** start of DATA RECORDS **

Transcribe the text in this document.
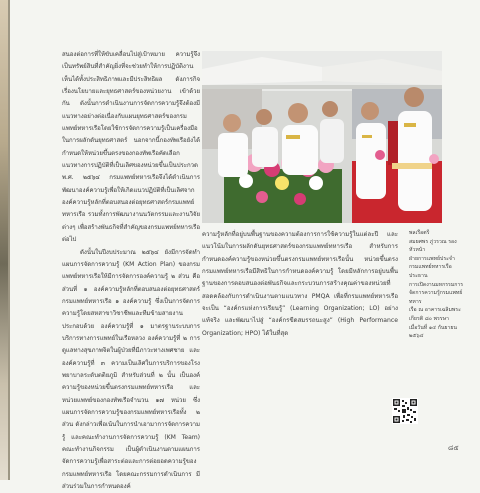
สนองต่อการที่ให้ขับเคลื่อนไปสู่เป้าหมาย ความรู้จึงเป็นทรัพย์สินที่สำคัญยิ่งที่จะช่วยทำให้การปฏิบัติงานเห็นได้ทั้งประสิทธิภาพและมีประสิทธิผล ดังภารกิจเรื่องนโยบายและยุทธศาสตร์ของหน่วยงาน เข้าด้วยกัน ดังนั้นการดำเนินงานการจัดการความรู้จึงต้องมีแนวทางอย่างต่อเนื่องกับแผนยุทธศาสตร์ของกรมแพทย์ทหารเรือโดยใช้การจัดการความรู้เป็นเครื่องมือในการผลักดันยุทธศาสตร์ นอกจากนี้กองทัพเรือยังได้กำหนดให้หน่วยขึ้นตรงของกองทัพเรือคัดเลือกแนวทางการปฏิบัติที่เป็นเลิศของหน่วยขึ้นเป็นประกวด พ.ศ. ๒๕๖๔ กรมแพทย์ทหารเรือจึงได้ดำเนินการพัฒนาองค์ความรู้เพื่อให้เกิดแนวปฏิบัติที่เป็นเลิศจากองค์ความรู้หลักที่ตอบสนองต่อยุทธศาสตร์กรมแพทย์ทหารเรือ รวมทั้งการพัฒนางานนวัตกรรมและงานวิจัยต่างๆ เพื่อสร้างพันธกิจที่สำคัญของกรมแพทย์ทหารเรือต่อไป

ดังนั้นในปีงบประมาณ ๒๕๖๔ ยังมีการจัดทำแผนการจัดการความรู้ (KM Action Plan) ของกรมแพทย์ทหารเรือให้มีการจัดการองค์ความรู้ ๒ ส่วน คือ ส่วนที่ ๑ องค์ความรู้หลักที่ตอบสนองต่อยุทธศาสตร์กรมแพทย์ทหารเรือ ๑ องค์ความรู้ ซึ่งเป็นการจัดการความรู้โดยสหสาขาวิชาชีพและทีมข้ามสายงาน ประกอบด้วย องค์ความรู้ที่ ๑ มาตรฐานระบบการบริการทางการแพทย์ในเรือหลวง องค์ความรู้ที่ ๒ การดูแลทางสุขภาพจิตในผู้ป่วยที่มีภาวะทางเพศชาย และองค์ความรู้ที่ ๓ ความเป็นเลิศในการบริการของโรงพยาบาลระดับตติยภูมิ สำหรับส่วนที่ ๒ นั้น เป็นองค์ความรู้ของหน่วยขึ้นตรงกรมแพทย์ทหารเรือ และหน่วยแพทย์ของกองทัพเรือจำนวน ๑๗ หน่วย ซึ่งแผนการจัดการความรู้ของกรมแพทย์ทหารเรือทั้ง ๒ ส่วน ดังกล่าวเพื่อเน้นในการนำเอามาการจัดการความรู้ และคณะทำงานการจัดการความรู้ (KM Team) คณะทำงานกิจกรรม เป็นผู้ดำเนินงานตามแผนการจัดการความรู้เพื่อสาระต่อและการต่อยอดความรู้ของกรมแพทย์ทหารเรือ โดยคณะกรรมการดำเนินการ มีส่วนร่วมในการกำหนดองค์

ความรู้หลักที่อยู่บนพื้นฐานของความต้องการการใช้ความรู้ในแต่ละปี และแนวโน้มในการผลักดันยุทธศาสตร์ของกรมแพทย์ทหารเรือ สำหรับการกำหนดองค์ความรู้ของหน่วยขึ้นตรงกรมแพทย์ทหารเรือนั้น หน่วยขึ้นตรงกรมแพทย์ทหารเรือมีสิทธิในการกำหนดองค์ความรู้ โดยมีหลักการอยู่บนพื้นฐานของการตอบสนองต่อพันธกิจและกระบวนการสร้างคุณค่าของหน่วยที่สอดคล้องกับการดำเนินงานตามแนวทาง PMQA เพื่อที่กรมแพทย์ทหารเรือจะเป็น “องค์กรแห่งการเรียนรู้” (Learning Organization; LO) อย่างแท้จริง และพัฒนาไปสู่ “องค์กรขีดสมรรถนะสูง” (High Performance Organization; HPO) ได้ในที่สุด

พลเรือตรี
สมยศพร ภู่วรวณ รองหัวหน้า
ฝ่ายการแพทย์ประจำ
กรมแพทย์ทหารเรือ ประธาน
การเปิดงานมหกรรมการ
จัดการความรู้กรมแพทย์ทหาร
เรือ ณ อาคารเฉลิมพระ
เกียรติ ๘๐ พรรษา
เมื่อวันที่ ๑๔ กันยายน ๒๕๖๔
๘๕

** end of DATA RECORDS **
** start of DATA RECORDS **

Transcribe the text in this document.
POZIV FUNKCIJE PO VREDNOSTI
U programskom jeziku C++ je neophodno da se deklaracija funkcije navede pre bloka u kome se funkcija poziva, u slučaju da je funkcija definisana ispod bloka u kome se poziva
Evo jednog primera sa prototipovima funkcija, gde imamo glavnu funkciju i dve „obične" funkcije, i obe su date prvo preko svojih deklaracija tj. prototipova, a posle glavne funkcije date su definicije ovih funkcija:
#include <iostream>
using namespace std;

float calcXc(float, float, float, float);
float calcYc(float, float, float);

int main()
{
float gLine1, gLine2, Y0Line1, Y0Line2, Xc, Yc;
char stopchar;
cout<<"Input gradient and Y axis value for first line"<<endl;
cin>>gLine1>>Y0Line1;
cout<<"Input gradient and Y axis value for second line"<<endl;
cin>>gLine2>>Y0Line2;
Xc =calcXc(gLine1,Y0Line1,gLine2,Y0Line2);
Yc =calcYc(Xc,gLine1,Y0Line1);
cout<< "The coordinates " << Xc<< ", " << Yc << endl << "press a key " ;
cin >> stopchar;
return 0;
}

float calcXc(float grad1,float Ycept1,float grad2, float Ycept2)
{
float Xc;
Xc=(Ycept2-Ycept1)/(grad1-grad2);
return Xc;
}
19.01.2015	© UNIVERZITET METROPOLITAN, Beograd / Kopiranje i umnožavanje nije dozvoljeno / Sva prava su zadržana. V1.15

** end of DATA RECORDS **

In the entries above, locate every line with the word "gradient" and copy it.

▸ REPLY:
cout<<"Input gradient and Y axis value for first line"<<endl;
cout<<"Input gradient and Y axis value for second line"<<endl;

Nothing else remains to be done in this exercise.